> [JOB]:
Count the lines below that contain the word "often" and give only that number.

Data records

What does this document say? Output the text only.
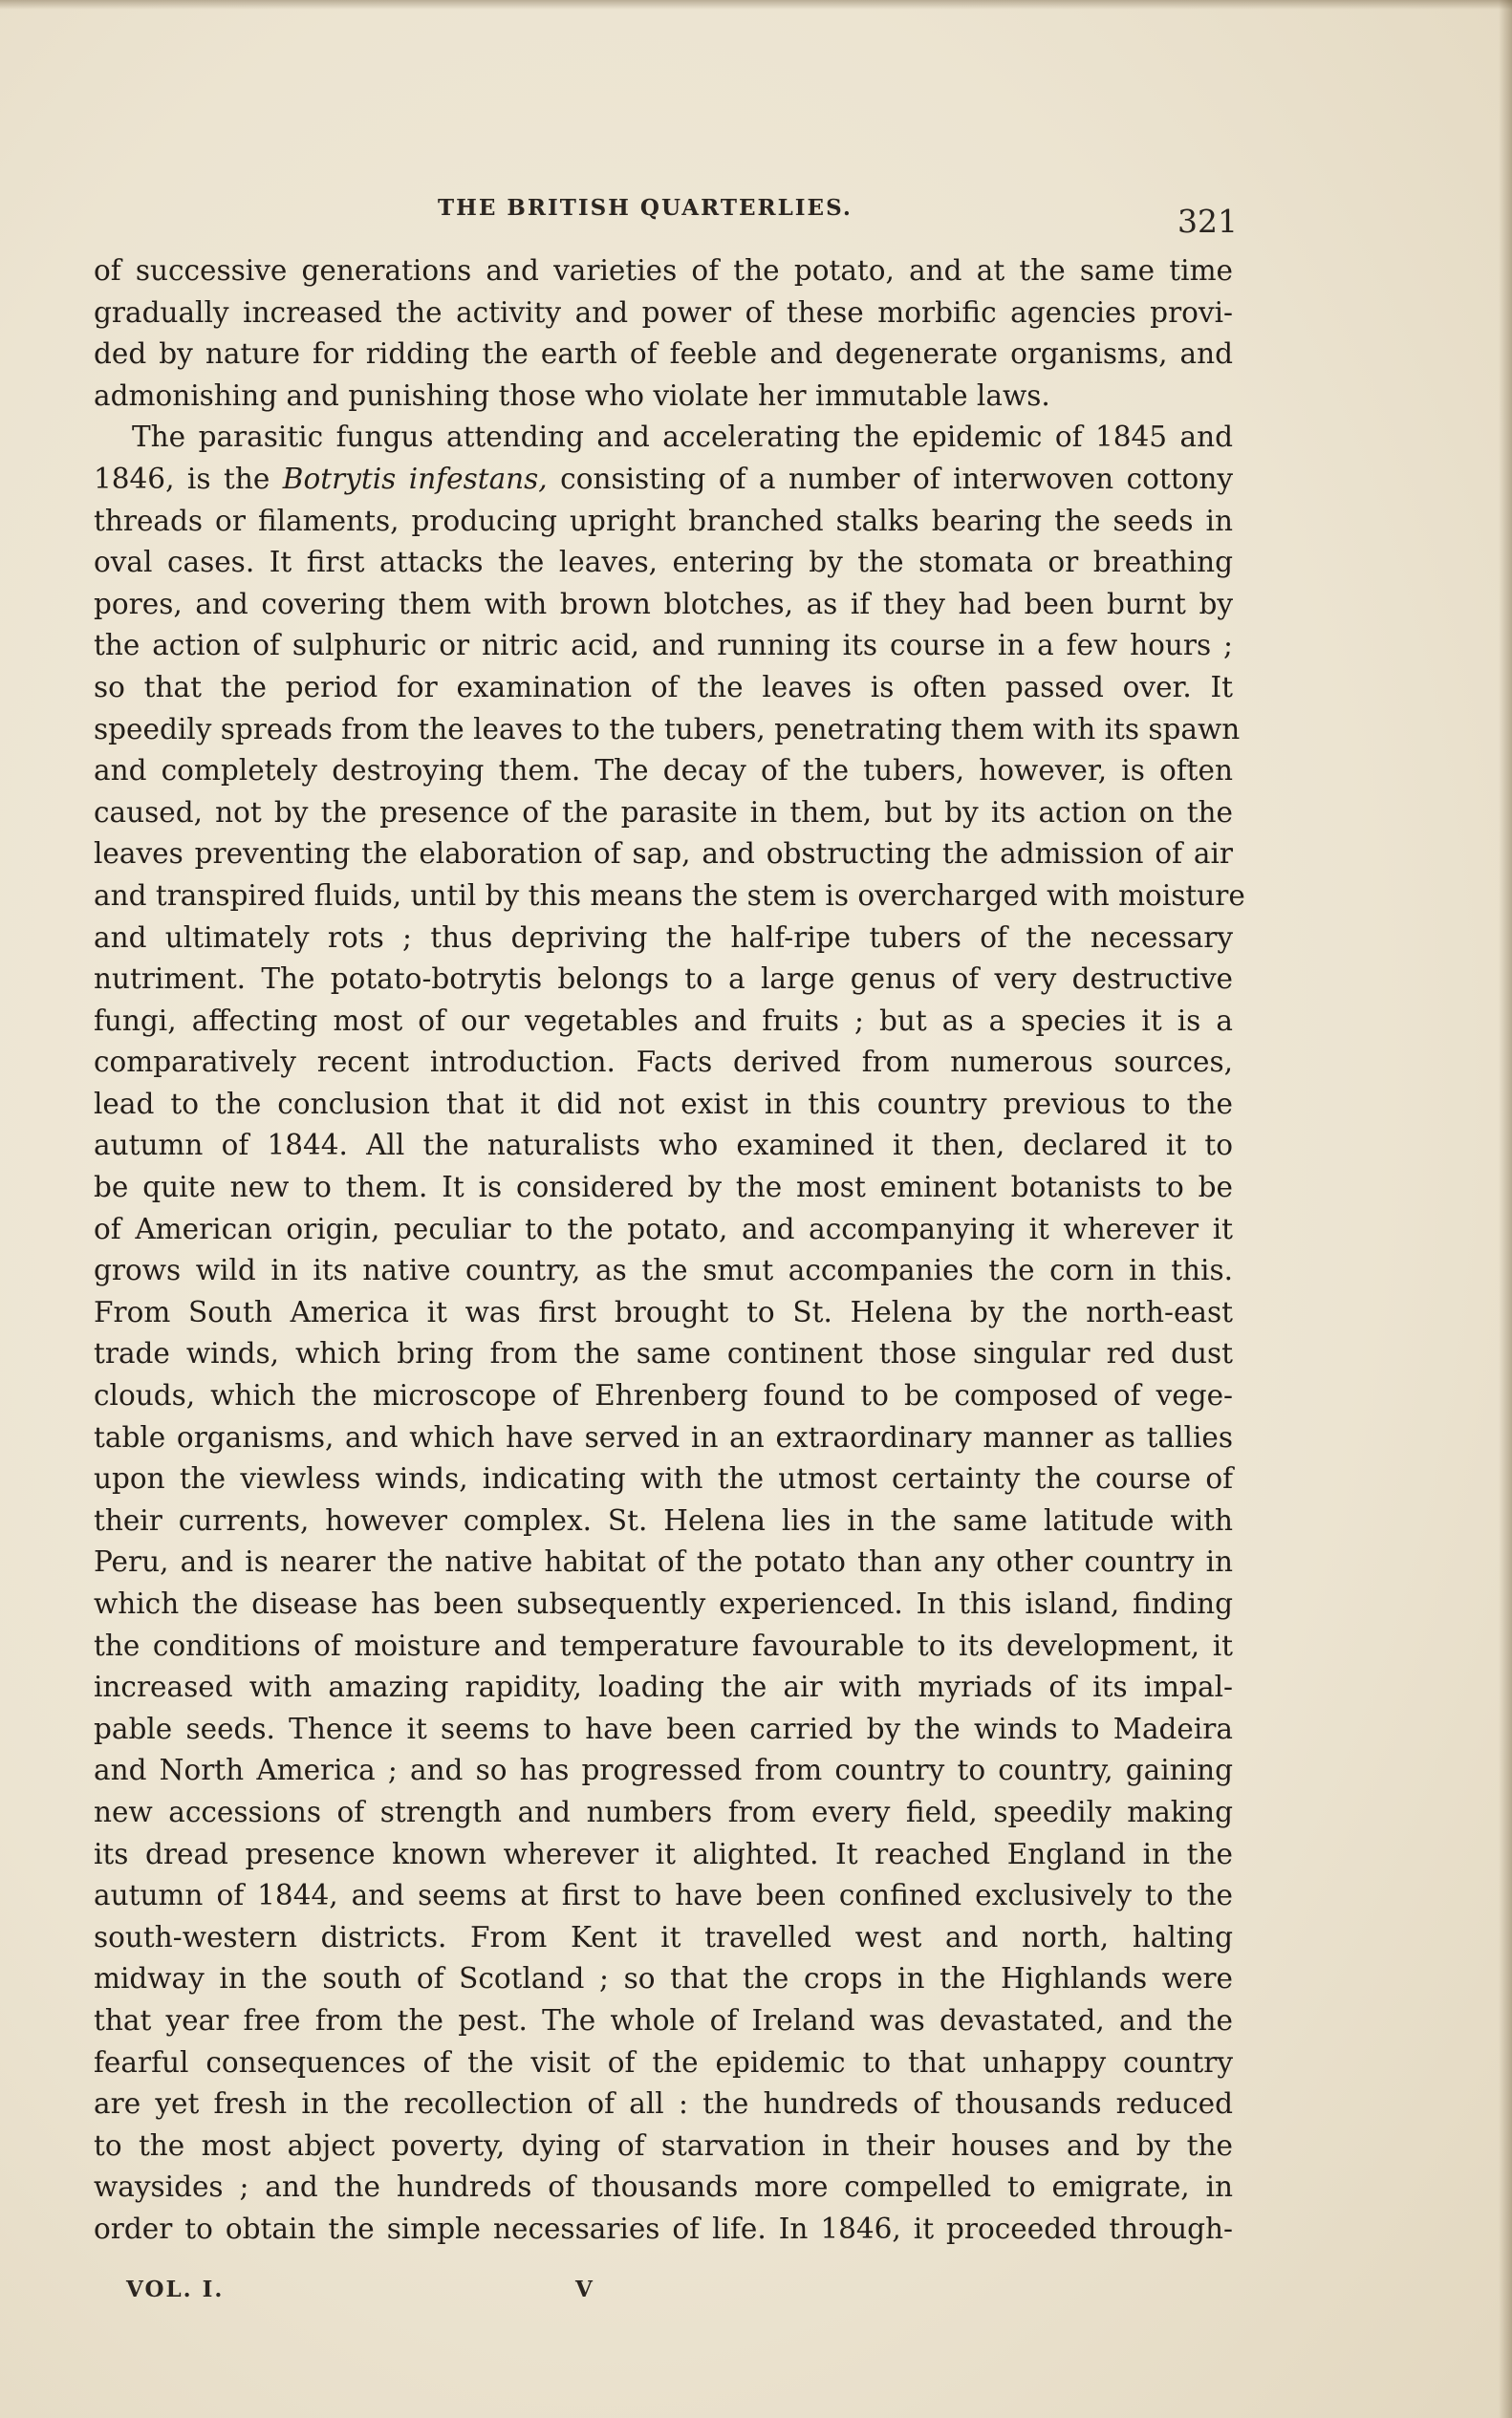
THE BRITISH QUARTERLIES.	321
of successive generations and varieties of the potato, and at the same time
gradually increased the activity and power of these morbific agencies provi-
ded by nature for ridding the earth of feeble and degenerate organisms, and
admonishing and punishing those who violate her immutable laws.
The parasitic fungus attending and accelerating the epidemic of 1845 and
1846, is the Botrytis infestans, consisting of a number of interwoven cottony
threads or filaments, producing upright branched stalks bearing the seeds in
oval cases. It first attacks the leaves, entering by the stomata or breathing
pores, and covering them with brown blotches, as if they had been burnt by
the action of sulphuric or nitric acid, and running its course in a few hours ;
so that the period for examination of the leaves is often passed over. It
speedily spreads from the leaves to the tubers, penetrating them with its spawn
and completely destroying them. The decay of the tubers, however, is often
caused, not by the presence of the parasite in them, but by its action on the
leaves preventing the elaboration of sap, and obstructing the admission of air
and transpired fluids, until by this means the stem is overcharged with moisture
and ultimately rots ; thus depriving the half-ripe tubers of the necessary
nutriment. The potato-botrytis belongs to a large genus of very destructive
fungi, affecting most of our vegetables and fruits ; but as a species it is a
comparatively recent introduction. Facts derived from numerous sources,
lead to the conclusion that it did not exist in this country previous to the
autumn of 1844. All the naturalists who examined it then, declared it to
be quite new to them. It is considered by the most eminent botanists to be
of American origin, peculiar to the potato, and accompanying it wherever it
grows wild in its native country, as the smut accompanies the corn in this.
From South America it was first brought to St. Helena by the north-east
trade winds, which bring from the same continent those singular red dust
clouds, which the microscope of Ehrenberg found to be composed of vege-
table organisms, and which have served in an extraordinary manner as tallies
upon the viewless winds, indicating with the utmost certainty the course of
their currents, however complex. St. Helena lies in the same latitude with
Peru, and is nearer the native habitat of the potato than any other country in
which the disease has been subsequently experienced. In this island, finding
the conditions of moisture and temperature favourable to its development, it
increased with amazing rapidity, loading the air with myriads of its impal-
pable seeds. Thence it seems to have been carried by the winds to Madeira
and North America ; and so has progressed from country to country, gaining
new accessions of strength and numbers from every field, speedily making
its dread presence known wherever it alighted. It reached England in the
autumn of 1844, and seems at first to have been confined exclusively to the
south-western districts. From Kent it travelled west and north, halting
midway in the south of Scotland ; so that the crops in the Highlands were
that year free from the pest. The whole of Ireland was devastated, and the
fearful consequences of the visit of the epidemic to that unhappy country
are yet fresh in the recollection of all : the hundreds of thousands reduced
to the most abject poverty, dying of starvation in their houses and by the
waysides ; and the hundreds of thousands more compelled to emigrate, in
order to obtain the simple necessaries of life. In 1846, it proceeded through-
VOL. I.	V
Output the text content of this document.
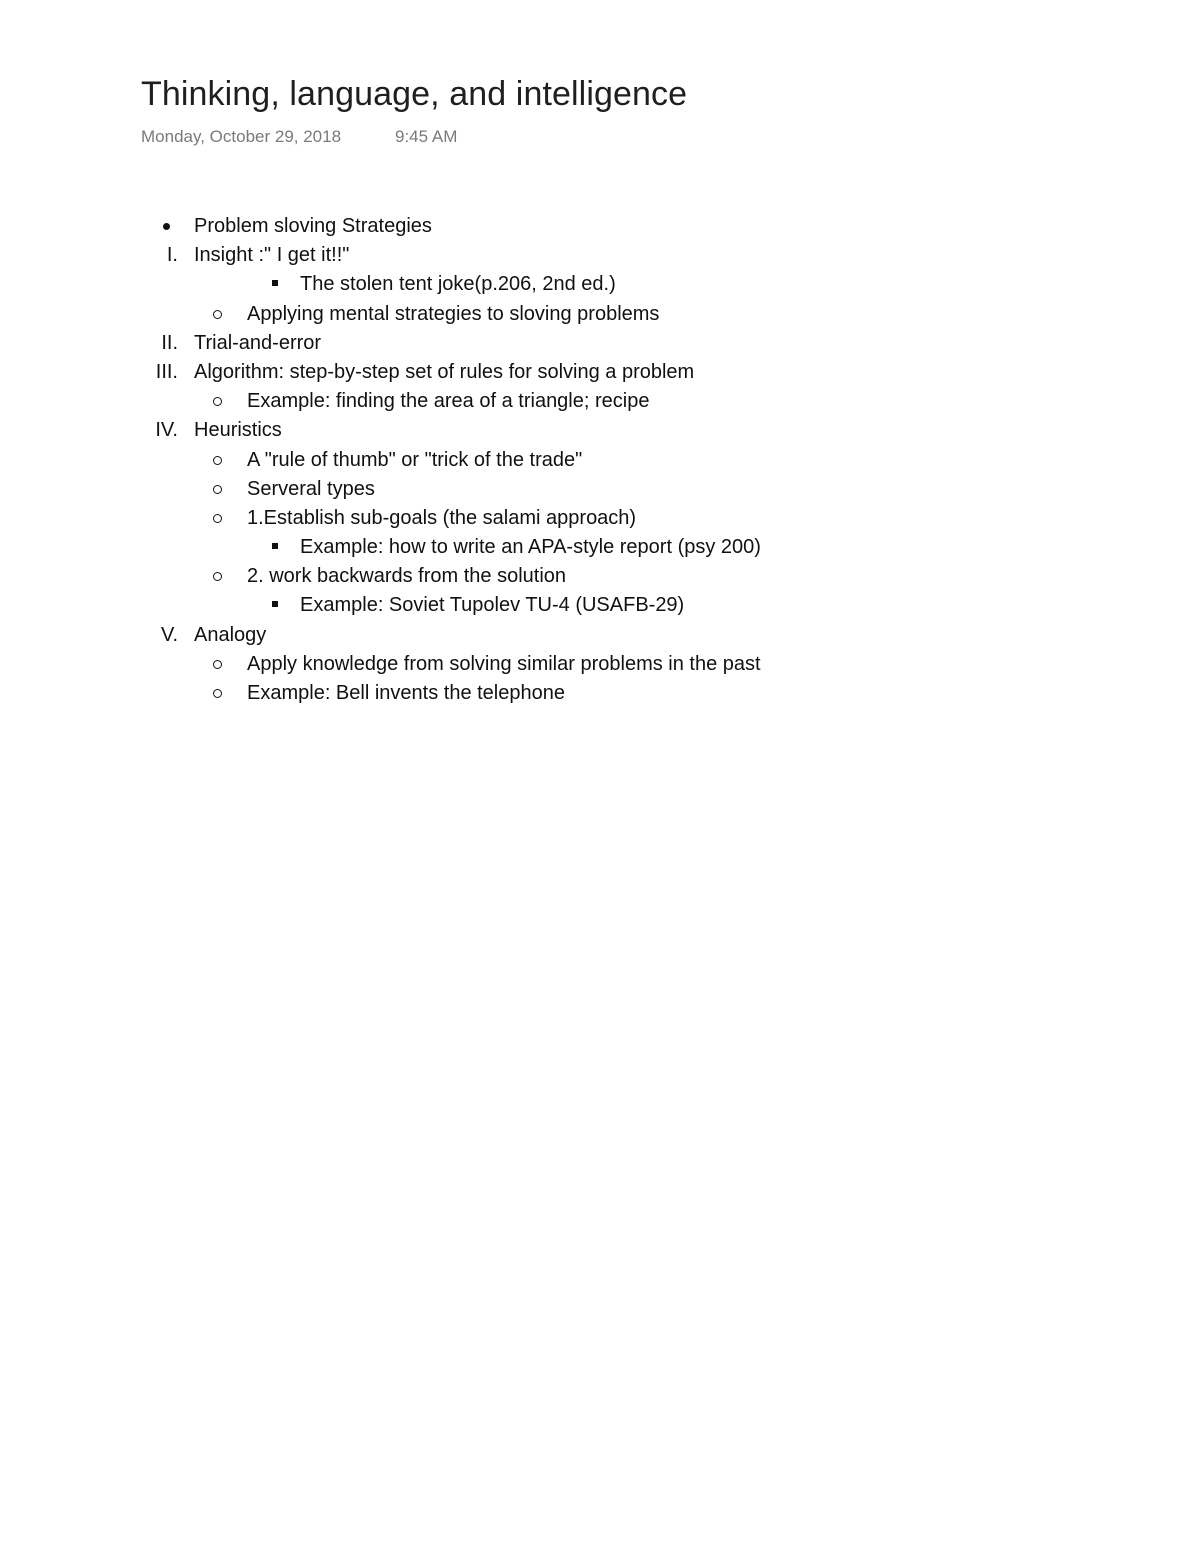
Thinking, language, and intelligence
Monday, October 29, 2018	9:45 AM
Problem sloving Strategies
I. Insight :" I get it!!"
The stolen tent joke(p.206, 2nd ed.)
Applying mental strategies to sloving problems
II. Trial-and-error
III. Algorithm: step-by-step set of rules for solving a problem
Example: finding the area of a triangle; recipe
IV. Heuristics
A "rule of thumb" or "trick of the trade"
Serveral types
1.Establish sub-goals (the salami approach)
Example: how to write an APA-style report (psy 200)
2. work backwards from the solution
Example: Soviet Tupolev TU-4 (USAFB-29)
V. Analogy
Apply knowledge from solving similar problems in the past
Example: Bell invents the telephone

> [ANSWER FOR THE TASK]:
2